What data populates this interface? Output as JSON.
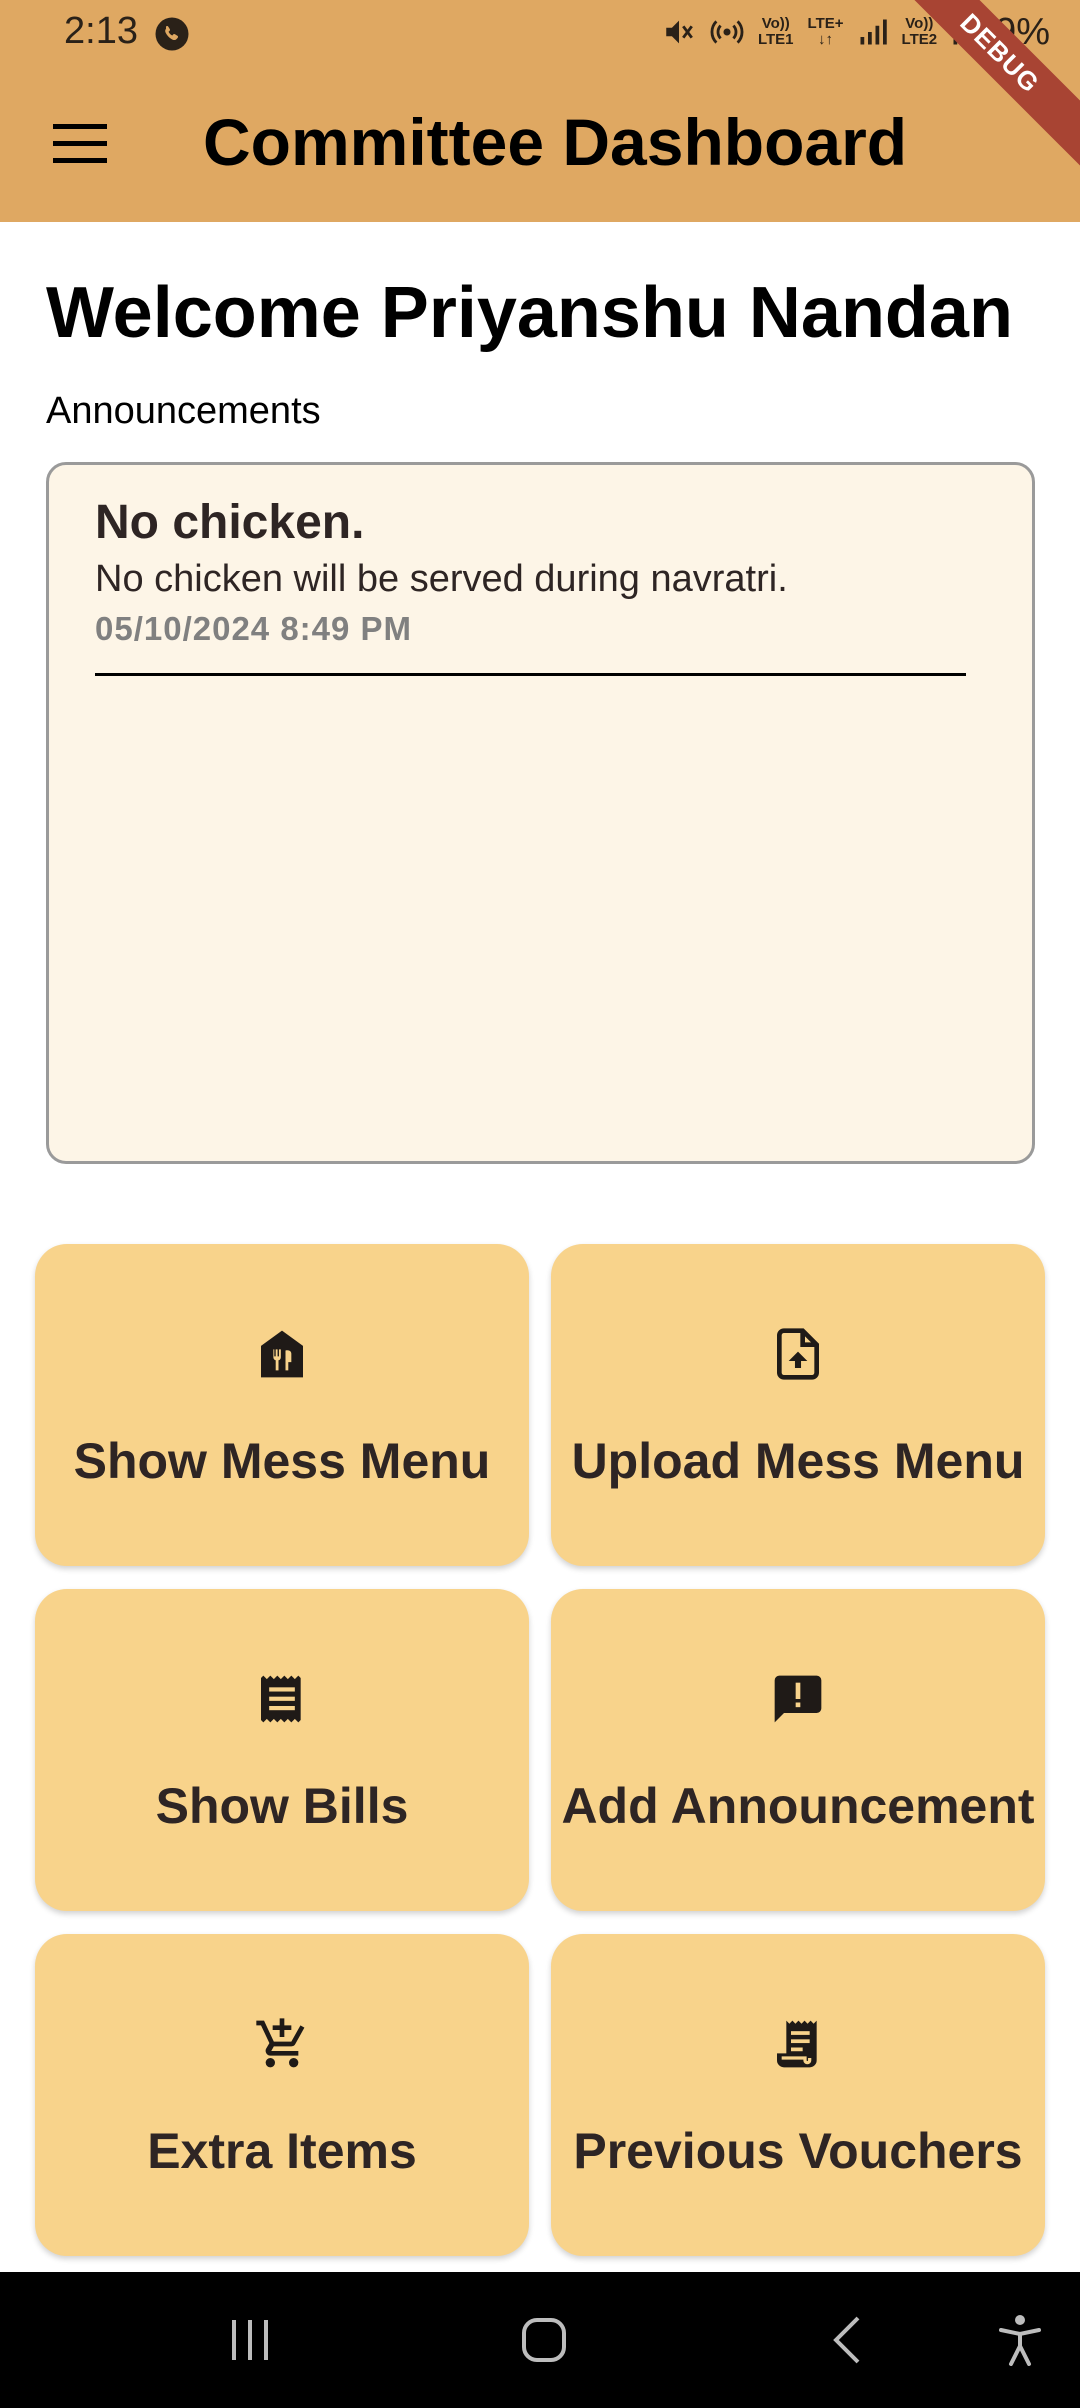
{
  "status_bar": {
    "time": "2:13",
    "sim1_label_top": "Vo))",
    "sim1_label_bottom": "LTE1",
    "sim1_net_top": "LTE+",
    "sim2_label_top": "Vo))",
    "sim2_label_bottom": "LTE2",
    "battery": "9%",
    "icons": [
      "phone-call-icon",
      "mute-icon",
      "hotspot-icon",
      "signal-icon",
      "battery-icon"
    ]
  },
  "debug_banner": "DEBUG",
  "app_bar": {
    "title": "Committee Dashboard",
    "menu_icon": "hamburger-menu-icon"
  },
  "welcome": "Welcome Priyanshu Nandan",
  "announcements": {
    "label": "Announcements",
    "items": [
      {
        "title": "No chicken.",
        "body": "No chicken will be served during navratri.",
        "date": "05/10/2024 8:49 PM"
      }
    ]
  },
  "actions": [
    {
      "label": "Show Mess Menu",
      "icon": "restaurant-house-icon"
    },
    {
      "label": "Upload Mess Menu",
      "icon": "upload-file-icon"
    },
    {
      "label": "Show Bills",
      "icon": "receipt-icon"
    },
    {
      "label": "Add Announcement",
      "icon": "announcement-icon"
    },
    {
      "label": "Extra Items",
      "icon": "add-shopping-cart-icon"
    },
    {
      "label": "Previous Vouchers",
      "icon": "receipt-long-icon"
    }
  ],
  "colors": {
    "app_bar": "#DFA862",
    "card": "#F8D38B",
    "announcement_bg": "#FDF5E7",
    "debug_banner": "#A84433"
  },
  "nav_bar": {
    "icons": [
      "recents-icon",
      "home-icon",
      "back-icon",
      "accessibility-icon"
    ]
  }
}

Exercise directions
Make a word-for-word copy of the entries, without any pictures.

Written response
What data populates this interface? Output as JSON.
{
  "status_bar": {
    "time": "2:13",
    "sim1_label_top": "Vo))",
    "sim1_label_bottom": "LTE1",
    "sim1_net_top": "LTE+",
    "sim2_label_top": "Vo))",
    "sim2_label_bottom": "LTE2",
    "battery": "9%",
    "icons": [
      "phone-call-icon",
      "mute-icon",
      "hotspot-icon",
      "signal-icon",
      "battery-icon"
    ]
  },
  "debug_banner": "DEBUG",
  "app_bar": {
    "title": "Committee Dashboard",
    "menu_icon": "hamburger-menu-icon"
  },
  "welcome": "Welcome Priyanshu Nandan",
  "announcements": {
    "label": "Announcements",
    "items": [
      {
        "title": "No chicken.",
        "body": "No chicken will be served during navratri.",
        "date": "05/10/2024 8:49 PM"
      }
    ]
  },
  "actions": [
    {
      "label": "Show Mess Menu",
      "icon": "restaurant-house-icon"
    },
    {
      "label": "Upload Mess Menu",
      "icon": "upload-file-icon"
    },
    {
      "label": "Show Bills",
      "icon": "receipt-icon"
    },
    {
      "label": "Add Announcement",
      "icon": "announcement-icon"
    },
    {
      "label": "Extra Items",
      "icon": "add-shopping-cart-icon"
    },
    {
      "label": "Previous Vouchers",
      "icon": "receipt-long-icon"
    }
  ],
  "colors": {
    "app_bar": "#DFA862",
    "card": "#F8D38B",
    "announcement_bg": "#FDF5E7",
    "debug_banner": "#A84433"
  },
  "nav_bar": {
    "icons": [
      "recents-icon",
      "home-icon",
      "back-icon",
      "accessibility-icon"
    ]
  }
}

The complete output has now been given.